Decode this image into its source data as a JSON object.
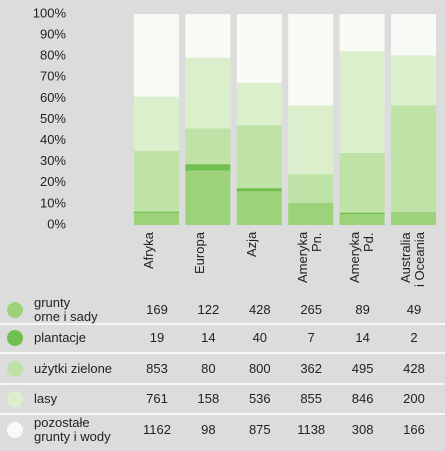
{
  "chart_data": {
    "type": "stacked_percent_bar",
    "categories": [
      "Afryka",
      "Europa",
      "Azja",
      "Ameryka\nPn.",
      "Ameryka\nPd.",
      "Australia\ni Oceania"
    ],
    "series": [
      {
        "name": "grunty\norne i sady",
        "color": "#9bd27a",
        "values": [
          169,
          122,
          428,
          265,
          89,
          49
        ]
      },
      {
        "name": "plantacje",
        "color": "#6fbf4c",
        "values": [
          19,
          14,
          40,
          7,
          14,
          2
        ]
      },
      {
        "name": "użytki zielone",
        "color": "#bfe3a6",
        "values": [
          853,
          80,
          800,
          362,
          495,
          428
        ]
      },
      {
        "name": "lasy",
        "color": "#dcefcd",
        "values": [
          761,
          158,
          536,
          855,
          846,
          200
        ]
      },
      {
        "name": "pozostałe\ngrunty i wody",
        "color": "#f8fbf5",
        "values": [
          1162,
          98,
          875,
          1138,
          308,
          166
        ]
      }
    ],
    "ylim": [
      0,
      100
    ],
    "yticks": [
      {
        "value": 0,
        "label": "0%"
      },
      {
        "value": 10,
        "label": "10%"
      },
      {
        "value": 20,
        "label": "20%"
      },
      {
        "value": 30,
        "label": "30%"
      },
      {
        "value": 40,
        "label": "40%"
      },
      {
        "value": 50,
        "label": "50%"
      },
      {
        "value": 60,
        "label": "60%"
      },
      {
        "value": 70,
        "label": "70%"
      },
      {
        "value": 80,
        "label": "80%"
      },
      {
        "value": 90,
        "label": "90%"
      },
      {
        "value": 100,
        "label": "100%"
      }
    ]
  }
}
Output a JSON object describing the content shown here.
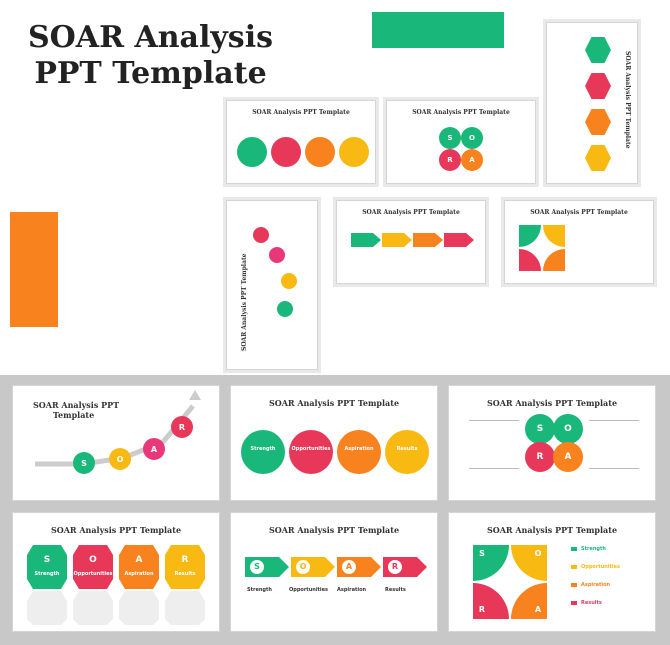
{
  "hero": {
    "title_line1": "SOAR Analysis",
    "title_line2": "PPT Template"
  },
  "slide_title": "SOAR Analysis PPT Template",
  "slide_title_short_l1": "SOAR Analysis PPT",
  "slide_title_short_l2": "Template",
  "letters": {
    "s": "S",
    "o": "O",
    "a": "A",
    "r": "R"
  },
  "labels": {
    "strength": "Strength",
    "opportunities": "Opportunities",
    "aspiration": "Aspiration",
    "results": "Results"
  },
  "colors": {
    "green": "#19b87a",
    "red": "#e8385a",
    "orange": "#f7821e",
    "yellow": "#f9b913",
    "gray": "#b8b8b8"
  }
}
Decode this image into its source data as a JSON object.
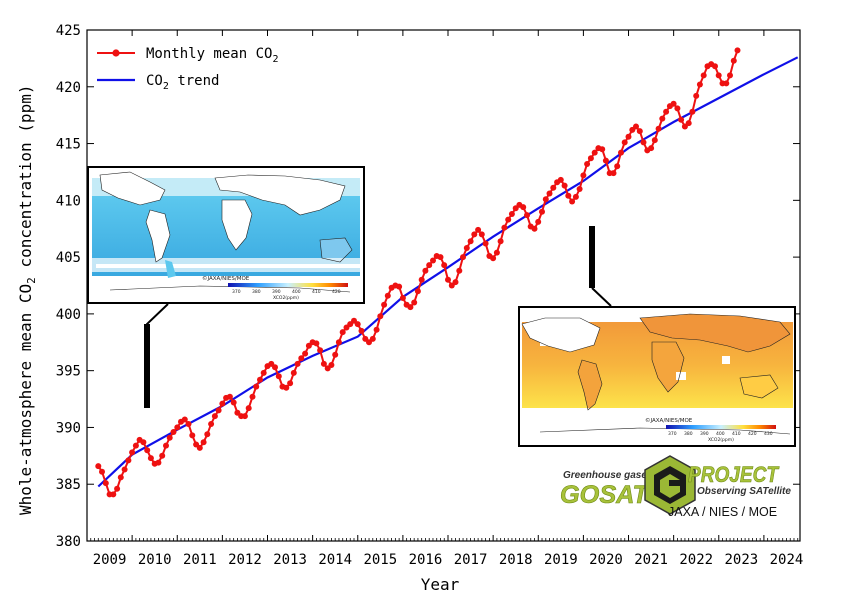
{
  "chart_data": {
    "type": "line",
    "title": "",
    "xlabel": "Year",
    "ylabel": "Whole-atmosphere mean CO",
    "ylabel_sub": "2",
    "ylabel_tail": " concentration (ppm)",
    "xlim": [
      2009.0,
      2024.8
    ],
    "ylim": [
      380,
      425
    ],
    "x_ticks": [
      "2009",
      "2010",
      "2011",
      "2012",
      "2013",
      "2014",
      "2015",
      "2016",
      "2017",
      "2018",
      "2019",
      "2020",
      "2021",
      "2022",
      "2023",
      "2024"
    ],
    "y_ticks": [
      380,
      385,
      390,
      395,
      400,
      405,
      410,
      415,
      420,
      425
    ],
    "legend_position": "top-left",
    "series": [
      {
        "name": "Monthly mean CO2",
        "label_pre": "Monthly mean CO",
        "label_sub": "2",
        "label_post": "",
        "color": "#ee1111",
        "marker": "circle",
        "start": 2009.25,
        "step": 0.08333,
        "values": [
          386.6,
          386.1,
          385.1,
          384.1,
          384.1,
          384.6,
          385.6,
          386.3,
          387.1,
          387.8,
          388.4,
          388.9,
          388.7,
          388.0,
          387.3,
          386.8,
          386.9,
          387.5,
          388.4,
          389.1,
          389.6,
          390.0,
          390.5,
          390.7,
          390.3,
          389.3,
          388.5,
          388.2,
          388.7,
          389.4,
          390.3,
          391.0,
          391.5,
          392.1,
          392.6,
          392.7,
          392.2,
          391.3,
          391.0,
          391.0,
          391.7,
          392.7,
          393.6,
          394.2,
          394.8,
          395.4,
          395.6,
          395.3,
          394.5,
          393.6,
          393.5,
          393.9,
          394.8,
          395.6,
          396.1,
          396.5,
          397.2,
          397.5,
          397.4,
          396.8,
          395.6,
          395.2,
          395.5,
          396.4,
          397.5,
          398.4,
          398.8,
          399.1,
          399.4,
          399.1,
          398.5,
          397.8,
          397.5,
          397.8,
          398.6,
          399.8,
          400.8,
          401.6,
          402.3,
          402.5,
          402.4,
          401.4,
          400.8,
          400.6,
          401.0,
          402.0,
          403.0,
          403.8,
          404.3,
          404.7,
          405.1,
          405.0,
          404.3,
          403.0,
          402.5,
          402.8,
          403.8,
          405.0,
          405.8,
          406.4,
          407.0,
          407.4,
          407.0,
          406.2,
          405.1,
          404.9,
          405.4,
          406.4,
          407.6,
          408.3,
          408.8,
          409.3,
          409.6,
          409.4,
          408.7,
          407.7,
          407.5,
          408.1,
          409.0,
          410.1,
          410.6,
          411.1,
          411.6,
          411.8,
          411.3,
          410.4,
          409.9,
          410.3,
          411.0,
          412.2,
          413.2,
          413.7,
          414.2,
          414.6,
          414.5,
          413.5,
          412.4,
          412.4,
          413.0,
          414.2,
          415.1,
          415.6,
          416.2,
          416.5,
          416.1,
          415.1,
          414.4,
          414.6,
          415.3,
          416.3,
          417.2,
          417.8,
          418.3,
          418.5,
          418.1,
          417.1,
          416.5,
          416.8,
          417.8,
          419.2,
          420.2,
          421.0,
          421.8,
          422.0,
          421.8,
          421.0,
          420.3,
          420.3,
          421.0,
          422.3,
          423.2
        ]
      },
      {
        "name": "CO2 trend",
        "label_pre": "CO",
        "label_sub": "2",
        "label_post": " trend",
        "color": "#1010e8",
        "x": [
          2009.25,
          2010,
          2011,
          2012,
          2013,
          2014,
          2015,
          2016,
          2017,
          2018,
          2019,
          2020,
          2021,
          2022,
          2023,
          2024,
          2024.75
        ],
        "values": [
          384.8,
          387.6,
          389.8,
          391.9,
          394.4,
          396.3,
          398.0,
          401.5,
          404.1,
          406.8,
          409.3,
          411.7,
          414.6,
          416.9,
          419.0,
          421.1,
          422.6
        ]
      }
    ]
  },
  "maps": [
    {
      "credit": "©JAXA/NIES/MOE",
      "colorbar_ticks": [
        "370",
        "380",
        "390",
        "400",
        "410",
        "420"
      ],
      "colorbar_label": "XCO2(ppm)"
    },
    {
      "credit": "©JAXA/NIES/MOE",
      "colorbar_ticks": [
        "370",
        "380",
        "390",
        "400",
        "410",
        "420",
        "430"
      ],
      "colorbar_label": "XCO2(ppm)"
    }
  ],
  "logo": {
    "tagline_top": "Greenhouse gases",
    "gosat": "GOSAT",
    "project": "PROJECT",
    "tagline_bottom": "Observing SATellite",
    "agencies": "JAXA / NIES / MOE"
  }
}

- [WORK TO COMPLETE]
Repeat the data in full and exactly. Omit pictures.

- [EXPECTED ANSWER]
Decode this image into its source data as a JSON object.
{
  "chart_data": {
    "type": "stacked_percent_bar",
    "categories": [
      "Afryka",
      "Europa",
      "Azja",
      "Ameryka\nPn.",
      "Ameryka\nPd.",
      "Australia\ni Oceania"
    ],
    "series": [
      {
        "name": "grunty\norne i sady",
        "color": "#9bd27a",
        "values": [
          169,
          122,
          428,
          265,
          89,
          49
        ]
      },
      {
        "name": "plantacje",
        "color": "#6fbf4c",
        "values": [
          19,
          14,
          40,
          7,
          14,
          2
        ]
      },
      {
        "name": "użytki zielone",
        "color": "#bfe3a6",
        "values": [
          853,
          80,
          800,
          362,
          495,
          428
        ]
      },
      {
        "name": "lasy",
        "color": "#dcefcd",
        "values": [
          761,
          158,
          536,
          855,
          846,
          200
        ]
      },
      {
        "name": "pozostałe\ngrunty i wody",
        "color": "#f8fbf5",
        "values": [
          1162,
          98,
          875,
          1138,
          308,
          166
        ]
      }
    ],
    "ylim": [
      0,
      100
    ],
    "yticks": [
      {
        "value": 0,
        "label": "0%"
      },
      {
        "value": 10,
        "label": "10%"
      },
      {
        "value": 20,
        "label": "20%"
      },
      {
        "value": 30,
        "label": "30%"
      },
      {
        "value": 40,
        "label": "40%"
      },
      {
        "value": 50,
        "label": "50%"
      },
      {
        "value": 60,
        "label": "60%"
      },
      {
        "value": 70,
        "label": "70%"
      },
      {
        "value": 80,
        "label": "80%"
      },
      {
        "value": 90,
        "label": "90%"
      },
      {
        "value": 100,
        "label": "100%"
      }
    ]
  }
}
Output a JSON object describing the content shown here.
{
  "hero": {
    "title_line1": "SOAR Analysis",
    "title_line2": "PPT Template"
  },
  "slide_title": "SOAR Analysis PPT Template",
  "slide_title_short_l1": "SOAR Analysis PPT",
  "slide_title_short_l2": "Template",
  "letters": {
    "s": "S",
    "o": "O",
    "a": "A",
    "r": "R"
  },
  "labels": {
    "strength": "Strength",
    "opportunities": "Opportunities",
    "aspiration": "Aspiration",
    "results": "Results"
  },
  "colors": {
    "green": "#19b87a",
    "red": "#e8385a",
    "orange": "#f7821e",
    "yellow": "#f9b913",
    "gray": "#b8b8b8"
  }
}
Decode this image into its source data as a JSON object.
{
  "chart_data": {
    "type": "line",
    "title": "",
    "xlabel": "Year",
    "ylabel": "Whole-atmosphere mean CO",
    "ylabel_sub": "2",
    "ylabel_tail": " concentration (ppm)",
    "xlim": [
      2009.0,
      2024.8
    ],
    "ylim": [
      380,
      425
    ],
    "x_ticks": [
      "2009",
      "2010",
      "2011",
      "2012",
      "2013",
      "2014",
      "2015",
      "2016",
      "2017",
      "2018",
      "2019",
      "2020",
      "2021",
      "2022",
      "2023",
      "2024"
    ],
    "y_ticks": [
      380,
      385,
      390,
      395,
      400,
      405,
      410,
      415,
      420,
      425
    ],
    "legend_position": "top-left",
    "series": [
      {
        "name": "Monthly mean CO2",
        "label_pre": "Monthly mean CO",
        "label_sub": "2",
        "label_post": "",
        "color": "#ee1111",
        "marker": "circle",
        "start": 2009.25,
        "step": 0.08333,
        "values": [
          386.6,
          386.1,
          385.1,
          384.1,
          384.1,
          384.6,
          385.6,
          386.3,
          387.1,
          387.8,
          388.4,
          388.9,
          388.7,
          388.0,
          387.3,
          386.8,
          386.9,
          387.5,
          388.4,
          389.1,
          389.6,
          390.0,
          390.5,
          390.7,
          390.3,
          389.3,
          388.5,
          388.2,
          388.7,
          389.4,
          390.3,
          391.0,
          391.5,
          392.1,
          392.6,
          392.7,
          392.2,
          391.3,
          391.0,
          391.0,
          391.7,
          392.7,
          393.6,
          394.2,
          394.8,
          395.4,
          395.6,
          395.3,
          394.5,
          393.6,
          393.5,
          393.9,
          394.8,
          395.6,
          396.1,
          396.5,
          397.2,
          397.5,
          397.4,
          396.8,
          395.6,
          395.2,
          395.5,
          396.4,
          397.5,
          398.4,
          398.8,
          399.1,
          399.4,
          399.1,
          398.5,
          397.8,
          397.5,
          397.8,
          398.6,
          399.8,
          400.8,
          401.6,
          402.3,
          402.5,
          402.4,
          401.4,
          400.8,
          400.6,
          401.0,
          402.0,
          403.0,
          403.8,
          404.3,
          404.7,
          405.1,
          405.0,
          404.3,
          403.0,
          402.5,
          402.8,
          403.8,
          405.0,
          405.8,
          406.4,
          407.0,
          407.4,
          407.0,
          406.2,
          405.1,
          404.9,
          405.4,
          406.4,
          407.6,
          408.3,
          408.8,
          409.3,
          409.6,
          409.4,
          408.7,
          407.7,
          407.5,
          408.1,
          409.0,
          410.1,
          410.6,
          411.1,
          411.6,
          411.8,
          411.3,
          410.4,
          409.9,
          410.3,
          411.0,
          412.2,
          413.2,
          413.7,
          414.2,
          414.6,
          414.5,
          413.5,
          412.4,
          412.4,
          413.0,
          414.2,
          415.1,
          415.6,
          416.2,
          416.5,
          416.1,
          415.1,
          414.4,
          414.6,
          415.3,
          416.3,
          417.2,
          417.8,
          418.3,
          418.5,
          418.1,
          417.1,
          416.5,
          416.8,
          417.8,
          419.2,
          420.2,
          421.0,
          421.8,
          422.0,
          421.8,
          421.0,
          420.3,
          420.3,
          421.0,
          422.3,
          423.2
        ]
      },
      {
        "name": "CO2 trend",
        "label_pre": "CO",
        "label_sub": "2",
        "label_post": " trend",
        "color": "#1010e8",
        "x": [
          2009.25,
          2010,
          2011,
          2012,
          2013,
          2014,
          2015,
          2016,
          2017,
          2018,
          2019,
          2020,
          2021,
          2022,
          2023,
          2024,
          2024.75
        ],
        "values": [
          384.8,
          387.6,
          389.8,
          391.9,
          394.4,
          396.3,
          398.0,
          401.5,
          404.1,
          406.8,
          409.3,
          411.7,
          414.6,
          416.9,
          419.0,
          421.1,
          422.6
        ]
      }
    ]
  },
  "maps": [
    {
      "credit": "©JAXA/NIES/MOE",
      "colorbar_ticks": [
        "370",
        "380",
        "390",
        "400",
        "410",
        "420"
      ],
      "colorbar_label": "XCO2(ppm)"
    },
    {
      "credit": "©JAXA/NIES/MOE",
      "colorbar_ticks": [
        "370",
        "380",
        "390",
        "400",
        "410",
        "420",
        "430"
      ],
      "colorbar_label": "XCO2(ppm)"
    }
  ],
  "logo": {
    "tagline_top": "Greenhouse gases",
    "gosat": "GOSAT",
    "project": "PROJECT",
    "tagline_bottom": "Observing SATellite",
    "agencies": "JAXA / NIES / MOE"
  }
}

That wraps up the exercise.